Reproduce all of the material exactly as shown.

--- START STORED DATA ---

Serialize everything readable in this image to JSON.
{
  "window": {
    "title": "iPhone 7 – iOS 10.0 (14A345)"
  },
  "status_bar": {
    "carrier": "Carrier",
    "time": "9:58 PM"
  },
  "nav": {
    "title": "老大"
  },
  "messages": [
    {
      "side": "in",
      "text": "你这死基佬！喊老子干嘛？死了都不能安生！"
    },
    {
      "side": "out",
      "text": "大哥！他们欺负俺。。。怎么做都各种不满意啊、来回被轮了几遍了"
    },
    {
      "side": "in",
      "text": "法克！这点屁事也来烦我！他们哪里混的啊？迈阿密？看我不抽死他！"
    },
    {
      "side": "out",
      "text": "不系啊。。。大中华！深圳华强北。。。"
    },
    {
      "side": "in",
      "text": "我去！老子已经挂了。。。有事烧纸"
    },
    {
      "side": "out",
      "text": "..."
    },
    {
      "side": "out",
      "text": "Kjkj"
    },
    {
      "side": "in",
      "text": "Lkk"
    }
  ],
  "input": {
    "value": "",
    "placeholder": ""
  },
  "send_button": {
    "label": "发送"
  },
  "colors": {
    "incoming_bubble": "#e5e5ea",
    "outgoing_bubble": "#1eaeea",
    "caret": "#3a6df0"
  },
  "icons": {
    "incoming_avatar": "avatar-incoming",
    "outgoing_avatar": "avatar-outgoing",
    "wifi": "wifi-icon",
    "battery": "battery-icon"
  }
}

--- END STORED DATA ---

WRITTEN SOLUTION:
Serialize everything readable in this image to JSON.
{
  "window": {
    "title": "iPhone 7 – iOS 10.0 (14A345)"
  },
  "status_bar": {
    "carrier": "Carrier",
    "time": "9:58 PM"
  },
  "nav": {
    "title": "老大"
  },
  "messages": [
    {
      "side": "in",
      "text": "你这死基佬！喊老子干嘛？死了都不能安生！"
    },
    {
      "side": "out",
      "text": "大哥！他们欺负俺。。。怎么做都各种不满意啊、来回被轮了几遍了"
    },
    {
      "side": "in",
      "text": "法克！这点屁事也来烦我！他们哪里混的啊？迈阿密？看我不抽死他！"
    },
    {
      "side": "out",
      "text": "不系啊。。。大中华！深圳华强北。。。"
    },
    {
      "side": "in",
      "text": "我去！老子已经挂了。。。有事烧纸"
    },
    {
      "side": "out",
      "text": "..."
    },
    {
      "side": "out",
      "text": "Kjkj"
    },
    {
      "side": "in",
      "text": "Lkk"
    }
  ],
  "input": {
    "value": "",
    "placeholder": ""
  },
  "send_button": {
    "label": "发送"
  },
  "colors": {
    "incoming_bubble": "#e5e5ea",
    "outgoing_bubble": "#1eaeea",
    "caret": "#3a6df0"
  },
  "icons": {
    "incoming_avatar": "avatar-incoming",
    "outgoing_avatar": "avatar-outgoing",
    "wifi": "wifi-icon",
    "battery": "battery-icon"
  }
}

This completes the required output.